**What the task asks**
Recast the lines as a Markdown table with the columns "Row" and "Line", starting with the line that contains "fund-name-cell-text: 启****1号 xyxy=(32,294,97,311)" and going on through the line that contains "index-type-cell-text: 500指增 xyxy=(296,294,352,311)". Give only those lines, one per row, and leave out any blank lines.

(Coordinate annotation lines)
## begin

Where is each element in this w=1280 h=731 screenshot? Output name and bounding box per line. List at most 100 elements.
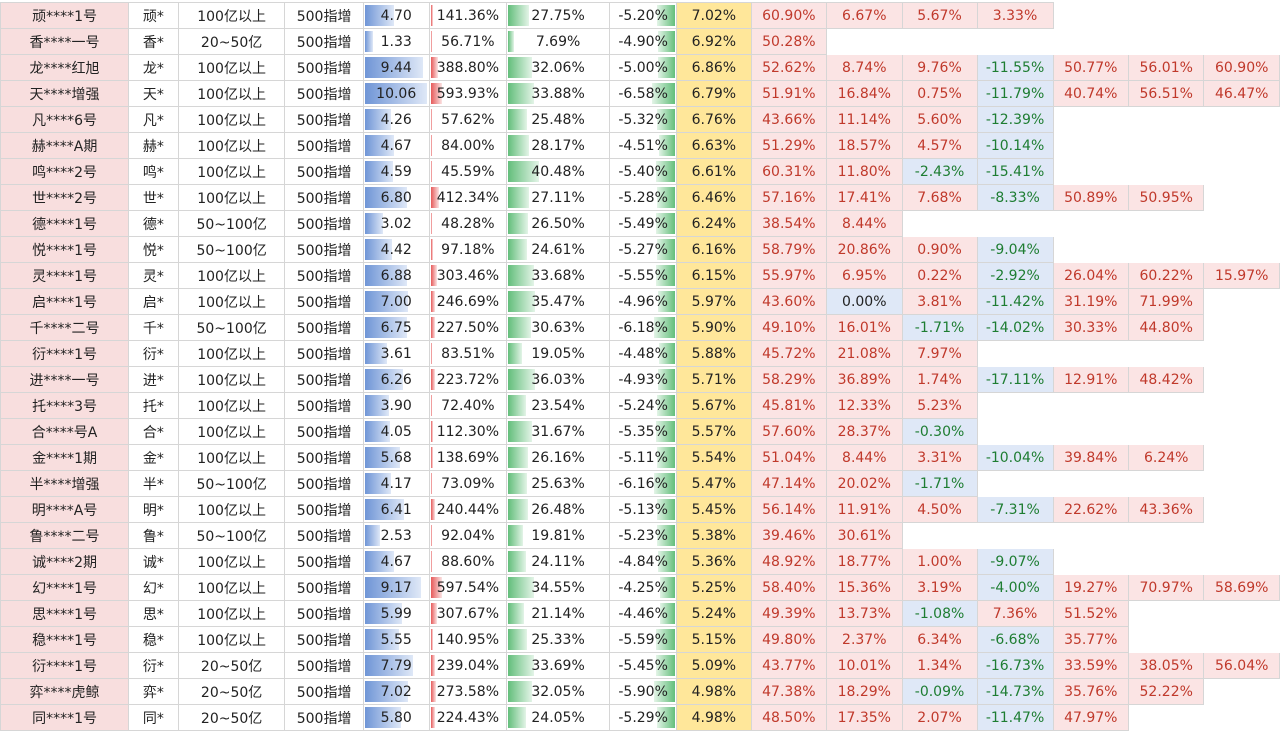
fund-name-cell-text: 启****1号 xyxy=(32,294,97,311)
table-row[interactable]: 托****3号 托* 100亿以上 500指增 3.90 72.40% 23.54% -5.2… xyxy=(0,392,1280,419)
yearly-value-cell: 13.73% xyxy=(826,600,903,627)
index-type-cell-text: 500指增 xyxy=(296,294,352,311)
total-return-cell-text: 45.59% xyxy=(441,163,495,180)
table-row[interactable]: 鲁****二号 鲁* 50~100亿 500指增 2.53 92.04% 19.81% -5.… xyxy=(0,522,1280,549)
table-row[interactable]: 鸣****2号 鸣* 100亿以上 500指增 4.59 45.59% 40.48% -5.4… xyxy=(0,158,1280,185)
leverage-cell-text: 4.59 xyxy=(380,163,412,180)
yearly-value-cell-text: 3.33% xyxy=(992,7,1038,24)
scale-cell-text: 20~50亿 xyxy=(200,34,263,51)
total-return-cell: 140.95% xyxy=(428,626,508,653)
table-row[interactable]: 明****A号 明* 100亿以上 500指增 6.41 240.44% 26.48% -5.… xyxy=(0,496,1280,523)
win-rate-cell-text: 32.06% xyxy=(531,59,585,76)
annual-excess-cell: 5.09% xyxy=(676,652,752,679)
total-return-cell-bar xyxy=(430,421,433,442)
table-row[interactable]: 衍****1号 衍* 20~50亿 500指增 7.79 239.04% 33.69% -5.… xyxy=(0,652,1280,679)
table-row[interactable]: 龙****红旭 龙* 100亿以上 500指增 9.44 388.80% 32.06% -5.… xyxy=(0,54,1280,81)
table-row[interactable]: 进****一号 进* 100亿以上 500指增 6.26 223.72% 36.03% -4.… xyxy=(0,366,1280,393)
index-type-cell-text: 500指增 xyxy=(296,320,352,337)
index-type-cell-text: 500指增 xyxy=(296,424,352,441)
scale-cell: 100亿以上 xyxy=(177,340,286,367)
yearly-value-cell-text: 31.19% xyxy=(1064,293,1118,310)
fund-name-cell: 天****增强 xyxy=(0,80,130,107)
table-row[interactable]: 思****1号 思* 100亿以上 500指增 5.99 307.67% 21.14% -4.… xyxy=(0,600,1280,627)
drawdown-cell-text: -5.27% xyxy=(618,241,668,258)
total-return-cell-text: 303.46% xyxy=(436,267,500,284)
yearly-value-cell xyxy=(1203,392,1280,419)
drawdown-cell: -5.32% xyxy=(609,106,678,133)
table-row[interactable]: 同****1号 同* 20~50亿 500指增 5.80 224.43% 24.05% -5.… xyxy=(0,704,1280,731)
yearly-value-cell xyxy=(902,210,978,237)
total-return-cell: 88.60% xyxy=(428,548,508,575)
table-row[interactable]: 诚****2期 诚* 100亿以上 500指增 4.67 88.60% 24.11% -4.8… xyxy=(0,548,1280,575)
table-row[interactable]: 金****1期 金* 100亿以上 500指增 5.68 138.69% 26.16% -5.… xyxy=(0,444,1280,471)
yearly-value-cell-text: 52.22% xyxy=(1139,683,1193,700)
annual-excess-cell: 5.38% xyxy=(676,522,752,549)
leverage-cell-text: 3.02 xyxy=(380,215,412,232)
drawdown-cell: -5.28% xyxy=(609,184,678,211)
annual-excess-cell-text: 6.76% xyxy=(691,111,737,128)
fund-name-cell: 同****1号 xyxy=(0,704,130,731)
win-rate-cell-bar xyxy=(508,343,523,364)
index-type-cell-text: 500指增 xyxy=(296,190,352,207)
yearly-value-cell-text: 60.90% xyxy=(1215,59,1269,76)
yearly-value-cell: 5.67% xyxy=(901,2,978,29)
index-type-cell-text: 500指增 xyxy=(296,580,352,597)
yearly-value-cell: 47.38% xyxy=(750,678,828,705)
drawdown-cell-text: -4.25% xyxy=(618,579,668,596)
table-row[interactable]: 启****1号 启* 100亿以上 500指增 7.00 246.69% 35.47% -4.… xyxy=(0,288,1280,315)
win-rate-cell-text: 31.67% xyxy=(531,423,585,440)
yearly-value-cell: 43.77% xyxy=(750,652,828,679)
win-rate-cell-bar xyxy=(508,681,533,702)
table-row[interactable]: 凡****6号 凡* 100亿以上 500指增 4.26 57.62% 25.48% -5.3… xyxy=(0,106,1280,133)
yearly-value-cell: 48.42% xyxy=(1127,366,1205,393)
table-row[interactable]: 香****一号 香* 20~50亿 500指增 1.33 56.71% 7.69% -4.90… xyxy=(0,28,1280,55)
table-row[interactable]: 赫****A期 赫* 100亿以上 500指增 4.67 84.00% 28.17% -4.5… xyxy=(0,132,1280,159)
win-rate-cell-text: 23.54% xyxy=(531,397,585,414)
table-row[interactable]: 半****增强 半* 50~100亿 500指增 4.17 73.09% 25.63% -6.… xyxy=(0,470,1280,497)
total-return-cell-text: 224.43% xyxy=(436,709,500,726)
fund-name-cell-text: 香****一号 xyxy=(29,34,100,51)
yearly-value-cell: -1.08% xyxy=(901,600,978,627)
leverage-cell: 9.17 xyxy=(362,574,430,601)
yearly-value-cell-text: 60.22% xyxy=(1139,267,1193,284)
yearly-value-cell: 1.00% xyxy=(901,548,978,575)
yearly-value-cell-text: -15.41% xyxy=(985,163,1045,180)
fund-name-cell-text: 进****一号 xyxy=(29,372,100,389)
manager-short-cell-text: 悦* xyxy=(142,242,164,259)
win-rate-cell: 25.33% xyxy=(506,626,611,653)
yearly-value-cell xyxy=(1203,28,1280,55)
table-row[interactable]: 弈****虎鲸 弈* 20~50亿 500指增 7.02 273.58% 32.05% -5.… xyxy=(0,678,1280,705)
annual-excess-cell-text: 5.67% xyxy=(691,397,737,414)
table-row[interactable]: 德****1号 德* 50~100亿 500指增 3.02 48.28% 26.50% -5.… xyxy=(0,210,1280,237)
table-row[interactable]: 千****二号 千* 50~100亿 500指增 6.75 227.50% 30.63% -6… xyxy=(0,314,1280,341)
table-row[interactable]: 顽****1号 顽* 100亿以上 500指增 4.70 141.36% 27.75% -5.… xyxy=(0,2,1280,29)
table-row[interactable]: 天****增强 天* 100亿以上 500指增 10.06 593.93% 33.88% -6… xyxy=(0,80,1280,107)
table-row[interactable]: 世****2号 世* 100亿以上 500指增 6.80 412.34% 27.11% -5.… xyxy=(0,184,1280,211)
leverage-cell-text: 5.99 xyxy=(380,605,412,622)
win-rate-cell-text: 26.16% xyxy=(531,449,585,466)
yearly-value-cell: 11.14% xyxy=(826,106,903,133)
table-row[interactable]: 稳****1号 稳* 100亿以上 500指增 5.55 140.95% 25.33% -5.… xyxy=(0,626,1280,653)
total-return-cell: 112.30% xyxy=(428,418,508,445)
table-row[interactable]: 悦****1号 悦* 50~100亿 500指增 4.42 97.18% 24.61% -5.… xyxy=(0,236,1280,263)
annual-excess-cell: 6.61% xyxy=(676,158,752,185)
leverage-cell: 5.99 xyxy=(362,600,430,627)
yearly-value-cell: 16.84% xyxy=(826,80,903,107)
yearly-value-cell: 39.46% xyxy=(750,522,828,549)
total-return-cell-text: 227.50% xyxy=(436,319,500,336)
scale-cell-text: 20~50亿 xyxy=(200,658,263,675)
table-row[interactable]: 灵****1号 灵* 100亿以上 500指增 6.88 303.46% 33.68% -5.… xyxy=(0,262,1280,289)
table-row[interactable]: 幻****1号 幻* 100亿以上 500指增 9.17 597.54% 34.55% -4.… xyxy=(0,574,1280,601)
table-row[interactable]: 衍****1号 衍* 100亿以上 500指增 3.61 83.51% 19.05% -4.4… xyxy=(0,340,1280,367)
table-row[interactable]: 合****号A 合* 100亿以上 500指增 4.05 112.30% 31.67% -5.… xyxy=(0,418,1280,445)
yearly-value-cell-text: 45.72% xyxy=(762,345,816,362)
yearly-value-cell: -11.47% xyxy=(976,704,1054,731)
fund-name-cell-text: 鲁****二号 xyxy=(29,528,100,545)
yearly-value-cell: 50.77% xyxy=(1052,54,1129,81)
scale-cell: 50~100亿 xyxy=(177,470,286,497)
total-return-cell: 388.80% xyxy=(428,54,508,81)
win-rate-cell: 26.48% xyxy=(506,496,611,523)
yearly-value-cell-text: -16.73% xyxy=(985,657,1045,674)
leverage-cell-bar xyxy=(364,603,402,624)
annual-excess-cell-text: 5.45% xyxy=(691,501,737,518)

## end

**Reply to the exercise**
| Row | Line |
|---|---|
| 1 | fund-name-cell-text: 启****1号 xyxy=(32,294,97,311) |
| 2 | table-row[interactable]: 托****3号 托* 100亿以上 500指增 3.90 72.40% 23.54% -5.2… xyxy=(0,392,1280,419) |
| 3 | yearly-value-cell: 13.73% xyxy=(826,600,903,627) |
| 4 | index-type-cell-text: 500指增 xyxy=(296,294,352,311) |